§ **DATASET**:
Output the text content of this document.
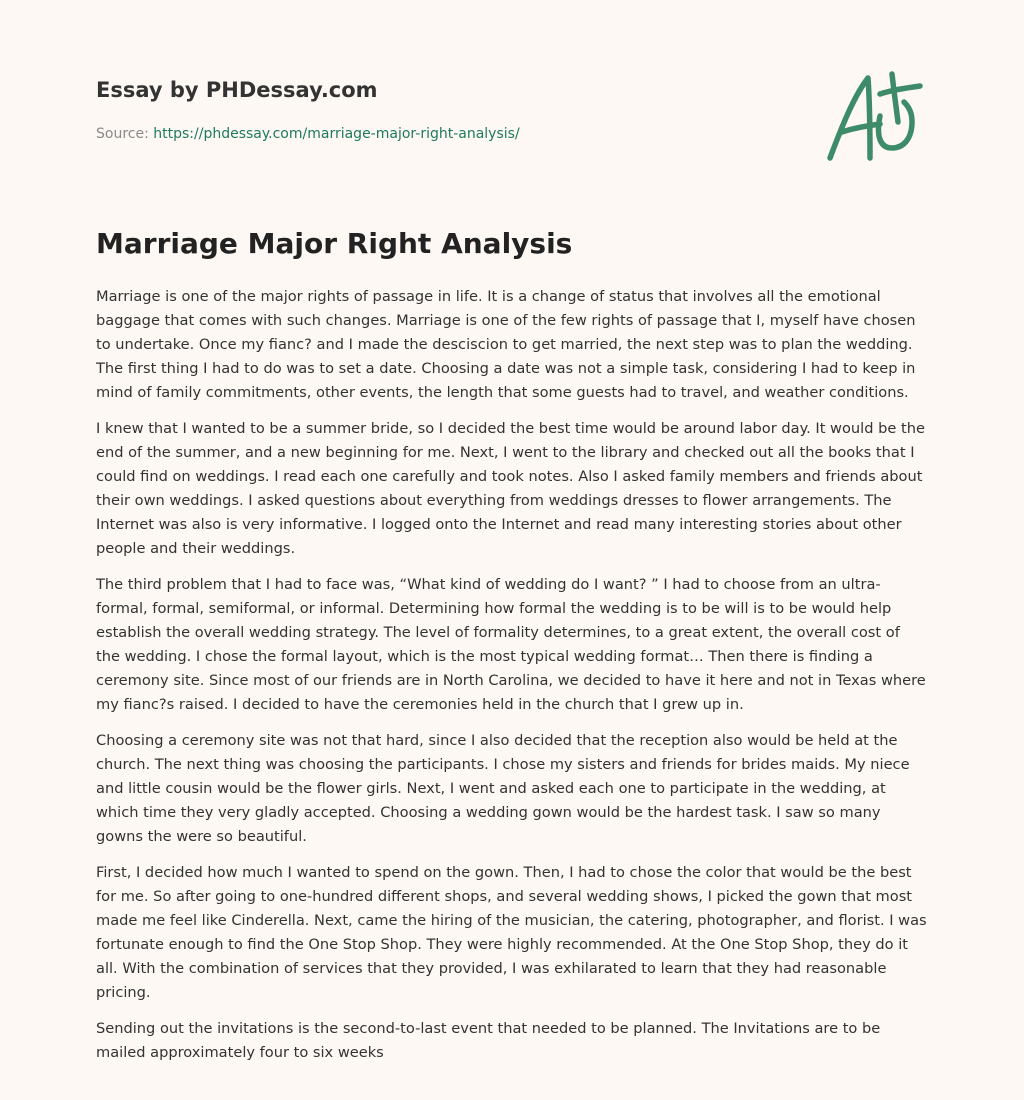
Essay by PHDessay.com
Source: https://phdessay.com/marriage-major-right-analysis/
Marriage Major Right Analysis

Marriage is one of the major rights of passage in life. It is a change of status that involves all the emotional baggage that comes with such changes. Marriage is one of the few rights of passage that I, myself have chosen to undertake. Once my fianc? and I made the desciscion to get married, the next step was to plan the wedding. The first thing I had to do was to set a date. Choosing a date was not a simple task, considering I had to keep in mind of family commitments, other events, the length that some guests had to travel, and weather conditions.

I knew that I wanted to be a summer bride, so I decided the best time would be around labor day. It would be the end of the summer, and a new beginning for me. Next, I went to the library and checked out all the books that I could find on weddings. I read each one carefully and took notes. Also I asked family members and friends about their own weddings. I asked questions about everything from weddings dresses to flower arrangements. The Internet was also is very informative. I logged onto the Internet and read many interesting stories about other people and their weddings.

The third problem that I had to face was, “What kind of wedding do I want? ” I had to choose from an ultra-formal, formal, semiformal, or informal. Determining how formal the wedding is to be will is to be would help establish the overall wedding strategy. The level of formality determines, to a great extent, the overall cost of the wedding. I chose the formal layout, which is the most typical wedding format… Then there is finding a ceremony site. Since most of our friends are in North Carolina, we decided to have it here and not in Texas where my fianc?s raised. I decided to have the ceremonies held in the church that I grew up in.

Choosing a ceremony site was not that hard, since I also decided that the reception also would be held at the church. The next thing was choosing the participants. I chose my sisters and friends for brides maids. My niece and little cousin would be the flower girls. Next, I went and asked each one to participate in the wedding, at which time they very gladly accepted. Choosing a wedding gown would be the hardest task. I saw so many gowns the were so beautiful.

First, I decided how much I wanted to spend on the gown. Then, I had to chose the color that would be the best for me. So after going to one-hundred different shops, and several wedding shows, I picked the gown that most made me feel like Cinderella. Next, came the hiring of the musician, the catering, photographer, and florist. I was fortunate enough to find the One Stop Shop. They were highly recommended. At the One Stop Shop, they do it all. With the combination of services that they provided, I was exhilarated to learn that they had reasonable pricing.

Sending out the invitations is the second-to-last event that needed to be planned. The Invitations are to be mailed approximately four to six weeks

§ **WHAT TO WORK ON**: Write the listing above out again exactly, dropping each image.

§ **TASK SOLUTION**:
Output the text content of this document.
Essay by PHDessay.com
Source: https://phdessay.com/marriage-major-right-analysis/
Marriage Major Right Analysis

Marriage is one of the major rights of passage in life. It is a change of status that involves all the emotional baggage that comes with such changes. Marriage is one of the few rights of passage that I, myself have chosen to undertake. Once my fianc? and I made the desciscion to get married, the next step was to plan the wedding. The first thing I had to do was to set a date. Choosing a date was not a simple task, considering I had to keep in mind of family commitments, other events, the length that some guests had to travel, and weather conditions.

I knew that I wanted to be a summer bride, so I decided the best time would be around labor day. It would be the end of the summer, and a new beginning for me. Next, I went to the library and checked out all the books that I could find on weddings. I read each one carefully and took notes. Also I asked family members and friends about their own weddings. I asked questions about everything from weddings dresses to flower arrangements. The Internet was also is very informative. I logged onto the Internet and read many interesting stories about other people and their weddings.

The third problem that I had to face was, “What kind of wedding do I want? ” I had to choose from an ultra-formal, formal, semiformal, or informal. Determining how formal the wedding is to be will is to be would help establish the overall wedding strategy. The level of formality determines, to a great extent, the overall cost of the wedding. I chose the formal layout, which is the most typical wedding format… Then there is finding a ceremony site. Since most of our friends are in North Carolina, we decided to have it here and not in Texas where my fianc?s raised. I decided to have the ceremonies held in the church that I grew up in.

Choosing a ceremony site was not that hard, since I also decided that the reception also would be held at the church. The next thing was choosing the participants. I chose my sisters and friends for brides maids. My niece and little cousin would be the flower girls. Next, I went and asked each one to participate in the wedding, at which time they very gladly accepted. Choosing a wedding gown would be the hardest task. I saw so many gowns the were so beautiful.

First, I decided how much I wanted to spend on the gown. Then, I had to chose the color that would be the best for me. So after going to one-hundred different shops, and several wedding shows, I picked the gown that most made me feel like Cinderella. Next, came the hiring of the musician, the catering, photographer, and florist. I was fortunate enough to find the One Stop Shop. They were highly recommended. At the One Stop Shop, they do it all. With the combination of services that they provided, I was exhilarated to learn that they had reasonable pricing.

Sending out the invitations is the second-to-last event that needed to be planned. The Invitations are to be mailed approximately four to six weeks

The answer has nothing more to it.